- Passage to read -
○ ○ ○

BURNS PHILP FOOD, INC., Plaintiff-Appellee, Cross-Appellant, v. CAVALEA CONTINENTAL FREIGHT, INC., et al., Defendants-Appellants, Cross-Appellees.
Nabisco broke up a tract of industrial real estate in Chicago. Cavalea Continental Freight bought several parcels and Burns Philp Food the remainder. In 1986 real estate records were changed to reflect these transactions, but something went awry. Tax officials treated Burns Philp as the owner of two parcels that Cavalea had purchased, and Burns Philp paid without inquiry or protest. In mid-1993 Burns Philp finally noticed that since 1987 it had paid almost $125,000 in taxes on Cavalea's land, and it sought reimbursement. Instead of resolving matters amicably, these neighbors have acted like the Hatfields and McCoys. Cavalea refused to pay a dime, leading Burns Philp to sue. Cavalea filed a counterclaim accusing Burns Philp of building a fence that encroached onto its parcel. Burns Philp retaliated with an additional claim charging Cavalea with spilling diesel fuel that polluted Burns Philp's land. Other claims were made but have washed out. The district judge held a bench trial on the three we have mentioned and entered a judgment from which, predictably, both sides have appealed.
By paying Cavalea's taxes, Burns Philp mistakenly bestowed a benefit on Cavalea. The district court concluded that Cavalea must make restitution of the amount by which it was unjustly enriched. Cavalea no longer disputes this obligation, but it does contend that restitution should be limited to the taxes Burns Philp paid during the five years before it filed suit. Illinois law governs this diversity case. (As amended in this court under 28 U.S.C. § 1653, the complaint establishes diversity of citizenship and therefore federal jurisdiction.) Cavalea relies on 735 ILCS 5/13-205, which creates a five-year statute of limitations for “actions on unwritten contracts, expressed or implied, ․ and all civil actions not otherwise provided for”. As Cavalea sees things, unjust-enrichment claims in Illinois rest on unwritten contracts implied in law and therefore must be commenced within five years. Partipilo v. Hallman, 156 Ill.App.3d 806, 109 Ill.Dec. 387, 510 N.E.2d 8 (1st Dist.1987), so holds, and there is no contrary authority. Some other courts have agreed with Partipilo that unjust-enrichment claims in Illinois are “at law” for purposes of the decreasingly important (and therefore increasingly hazy) line between law and equity. Midcoast Aviation, Inc. v. General Electric Credit Corp., 907 F.2d 732, 737 (7th Cir.1990); HPI Health Care Services, Inc. v. Mt. Vernon Hospital, Inc., 172 Ill.App.3d 718, 734, 122 Ill.Dec. 725, 737, 527 N.E.2d 97, 109 (5th Dist.1988), reversed in part on other grounds, 131 Ill.2d 145, 137 Ill.Dec. 19, 545 N.E.2d 672 (1989). Again there is no contrary authority. Yet the district judge refused to apply 735 ILCS 5/13-205. His entire analysis is:
I am going to depart from the holding of the Partipilo case and apply my own previous understanding of the law, which is that statutes of limitation do not apply in equity cases, and I think of unjust enrichment as an equity claim.

○ ○ ○

(Structured page parsing data)

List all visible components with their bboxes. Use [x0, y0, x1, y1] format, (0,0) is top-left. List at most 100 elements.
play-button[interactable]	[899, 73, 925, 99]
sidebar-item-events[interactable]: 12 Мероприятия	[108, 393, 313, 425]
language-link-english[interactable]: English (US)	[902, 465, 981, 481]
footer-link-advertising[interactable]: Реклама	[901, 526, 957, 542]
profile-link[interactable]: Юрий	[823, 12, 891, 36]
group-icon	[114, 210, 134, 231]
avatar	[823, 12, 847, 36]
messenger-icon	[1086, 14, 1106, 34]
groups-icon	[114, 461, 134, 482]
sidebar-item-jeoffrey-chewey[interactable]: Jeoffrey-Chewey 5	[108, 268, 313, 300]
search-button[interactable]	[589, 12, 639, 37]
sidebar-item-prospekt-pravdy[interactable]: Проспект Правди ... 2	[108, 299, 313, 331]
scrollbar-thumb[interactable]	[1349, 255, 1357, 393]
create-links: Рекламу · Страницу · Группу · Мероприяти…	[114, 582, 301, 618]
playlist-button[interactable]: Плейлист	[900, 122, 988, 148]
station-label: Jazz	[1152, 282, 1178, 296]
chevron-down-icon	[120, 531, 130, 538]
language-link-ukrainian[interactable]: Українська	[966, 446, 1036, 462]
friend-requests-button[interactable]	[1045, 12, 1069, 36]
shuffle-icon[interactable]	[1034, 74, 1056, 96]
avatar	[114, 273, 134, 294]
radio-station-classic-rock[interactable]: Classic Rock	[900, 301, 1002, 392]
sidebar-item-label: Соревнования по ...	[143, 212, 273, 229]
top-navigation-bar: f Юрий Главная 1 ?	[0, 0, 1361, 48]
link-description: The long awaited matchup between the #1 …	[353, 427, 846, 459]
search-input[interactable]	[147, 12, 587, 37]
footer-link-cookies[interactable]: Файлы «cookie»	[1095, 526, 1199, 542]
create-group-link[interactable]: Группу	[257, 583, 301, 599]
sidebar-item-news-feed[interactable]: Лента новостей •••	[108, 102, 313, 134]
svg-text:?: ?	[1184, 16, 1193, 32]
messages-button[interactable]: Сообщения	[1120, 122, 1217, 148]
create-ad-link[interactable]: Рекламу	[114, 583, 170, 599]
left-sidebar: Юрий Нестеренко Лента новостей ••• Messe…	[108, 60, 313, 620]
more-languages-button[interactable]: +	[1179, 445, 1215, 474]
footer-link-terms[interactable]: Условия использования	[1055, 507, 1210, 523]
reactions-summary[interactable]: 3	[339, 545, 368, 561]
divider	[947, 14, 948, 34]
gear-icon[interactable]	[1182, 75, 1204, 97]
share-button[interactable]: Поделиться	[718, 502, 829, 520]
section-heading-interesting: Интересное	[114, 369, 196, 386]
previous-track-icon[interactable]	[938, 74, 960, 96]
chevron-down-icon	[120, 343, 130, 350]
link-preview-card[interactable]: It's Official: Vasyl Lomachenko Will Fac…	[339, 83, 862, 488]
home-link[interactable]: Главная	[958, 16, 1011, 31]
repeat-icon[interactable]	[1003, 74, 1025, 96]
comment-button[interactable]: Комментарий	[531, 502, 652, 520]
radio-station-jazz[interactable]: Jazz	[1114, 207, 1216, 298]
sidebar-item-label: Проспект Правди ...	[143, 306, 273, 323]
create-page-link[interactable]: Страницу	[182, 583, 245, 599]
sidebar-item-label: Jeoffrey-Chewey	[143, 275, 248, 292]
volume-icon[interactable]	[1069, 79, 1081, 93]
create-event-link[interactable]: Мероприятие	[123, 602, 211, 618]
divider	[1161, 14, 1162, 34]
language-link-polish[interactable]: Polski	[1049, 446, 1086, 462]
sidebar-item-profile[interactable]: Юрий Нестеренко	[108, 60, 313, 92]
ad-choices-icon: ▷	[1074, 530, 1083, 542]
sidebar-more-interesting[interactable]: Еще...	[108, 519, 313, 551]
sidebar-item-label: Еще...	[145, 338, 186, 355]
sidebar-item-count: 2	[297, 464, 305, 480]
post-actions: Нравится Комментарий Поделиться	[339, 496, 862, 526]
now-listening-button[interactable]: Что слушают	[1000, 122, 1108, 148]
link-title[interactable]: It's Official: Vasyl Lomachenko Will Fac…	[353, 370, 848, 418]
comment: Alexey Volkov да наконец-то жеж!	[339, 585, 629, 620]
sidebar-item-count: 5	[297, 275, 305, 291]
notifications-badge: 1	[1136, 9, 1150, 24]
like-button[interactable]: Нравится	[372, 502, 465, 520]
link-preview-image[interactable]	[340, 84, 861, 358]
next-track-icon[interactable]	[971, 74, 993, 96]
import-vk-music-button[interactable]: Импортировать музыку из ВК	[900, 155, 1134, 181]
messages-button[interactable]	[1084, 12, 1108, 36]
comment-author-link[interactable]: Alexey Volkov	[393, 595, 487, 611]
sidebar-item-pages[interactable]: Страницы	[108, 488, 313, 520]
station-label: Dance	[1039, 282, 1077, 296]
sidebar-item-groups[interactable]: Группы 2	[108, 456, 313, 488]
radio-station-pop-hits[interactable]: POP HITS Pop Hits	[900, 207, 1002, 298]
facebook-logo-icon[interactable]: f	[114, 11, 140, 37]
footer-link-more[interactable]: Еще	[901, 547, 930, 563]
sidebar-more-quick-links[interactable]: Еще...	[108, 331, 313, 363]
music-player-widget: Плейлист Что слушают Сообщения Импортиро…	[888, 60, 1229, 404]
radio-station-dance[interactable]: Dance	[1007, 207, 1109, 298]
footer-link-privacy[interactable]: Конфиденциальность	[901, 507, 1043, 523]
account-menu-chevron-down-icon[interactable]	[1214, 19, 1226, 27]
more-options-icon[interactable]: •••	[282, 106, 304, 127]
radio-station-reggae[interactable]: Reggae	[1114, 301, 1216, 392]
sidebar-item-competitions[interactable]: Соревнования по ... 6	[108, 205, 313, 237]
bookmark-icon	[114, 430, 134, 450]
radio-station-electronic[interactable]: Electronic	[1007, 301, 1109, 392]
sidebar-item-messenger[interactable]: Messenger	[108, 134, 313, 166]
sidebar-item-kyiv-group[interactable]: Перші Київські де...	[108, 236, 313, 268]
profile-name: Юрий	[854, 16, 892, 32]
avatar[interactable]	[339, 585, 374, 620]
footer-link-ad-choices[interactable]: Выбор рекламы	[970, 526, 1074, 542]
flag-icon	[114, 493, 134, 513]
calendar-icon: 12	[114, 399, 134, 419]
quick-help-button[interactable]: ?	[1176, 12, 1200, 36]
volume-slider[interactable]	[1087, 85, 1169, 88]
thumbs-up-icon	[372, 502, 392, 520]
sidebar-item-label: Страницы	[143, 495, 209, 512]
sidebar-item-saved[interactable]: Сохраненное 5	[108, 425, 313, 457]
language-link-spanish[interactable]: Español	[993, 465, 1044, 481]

○ ○ ○

- Required actions -
1 - Summarize the court opinion on the tax dispute between Burns Philp and Cavalea in two sentences.
2 - Continue the court opinion on the tax dispute between Burns Philp and Cavalea from the point where it ends.
The rows are separate material unrelated to the court opinion.

- Outputs by task -
1 - After an error in real estate records, Burns Philp paid almost $125,000 in taxes on land Cavalea had bought, and the neighbors' dispute grew to include claims over an encroaching fence and spilled diesel fuel, with both sides appealing the judgment from the bench trial. Cavalea accepts that it must make restitution but argues that Illinois's five-year limitations period for unwritten contracts limits the recovery, a position supported by Partipilo and by no contrary authority, yet the district judge declined to apply it because he regards unjust enrichment as an equity claim to which statutes of limitation do not apply.

2 -
The judge did not explain why he believes that unjust enrichment yields an “equity claim” even though the plaintiff seeks nothing but money, or what authority in Illinois supports that belief.
Although the decision of a state's intermediate appellate court is not a conclusive interpretation of state law in the same sense as a decision of the state's highest court, it illuminates the meaning of state law and should be followed “unless there are persuasive indications that the [state's] Supreme Court would decide the issue differently.” Allen v. Transamerica Insurance Co., 115 F.3d 1305, 1309 (7th Cir.1997). Even though we indulge the assumption that claims in equity, although denominated “civil actions,” are not governed by any statute of limitations in Illinois, but see Hagney v. Lopeman, 147 Ill.2d 458, 462, 168 Ill.Dec. 829, 590 N.E.2d 466, 468 (1992); Eldridge v. Eldridge, 246 Ill.App.3d 883, 892, 186 Ill.Dec. 818, 825, 617 N.E.2d 57, 64 (1st Dist.1993), we do not find persuasive indications that the Supreme Court of Illinois thinks of restitution as an action in equity rather than at law. Burns Philp has located cases saying that restitution is governed by “principles of equity”, e.g., Board of Highway Commissioners v. Bloomington, 253 Ill. 164, 174, 97 N.E. 280, 284-85 (1911), but this differs from saying that a claim for restitution is not an action at law. Many wholly legal claims have equitable aspects; think of all the fiduciary duties that exist in the law of contracts or influence the resolution of tort claims, such as those for legal malpractice. Board of Highway Commissioners does more to support Cavalea than to assist Burns Philp, for the Supreme Court wrote that restitution is “governed by principles of equity, although the action is at law.” And Burns Philp's claim is best characterized as one for restitution rather than constructive trust. Cavalea was not Burns Philp's fiduciary, and it neither received nor held money on Burns Philp's behalf. So the action is at law, and the statute of limitations in 735 ILCS 5/13-205 must be applied.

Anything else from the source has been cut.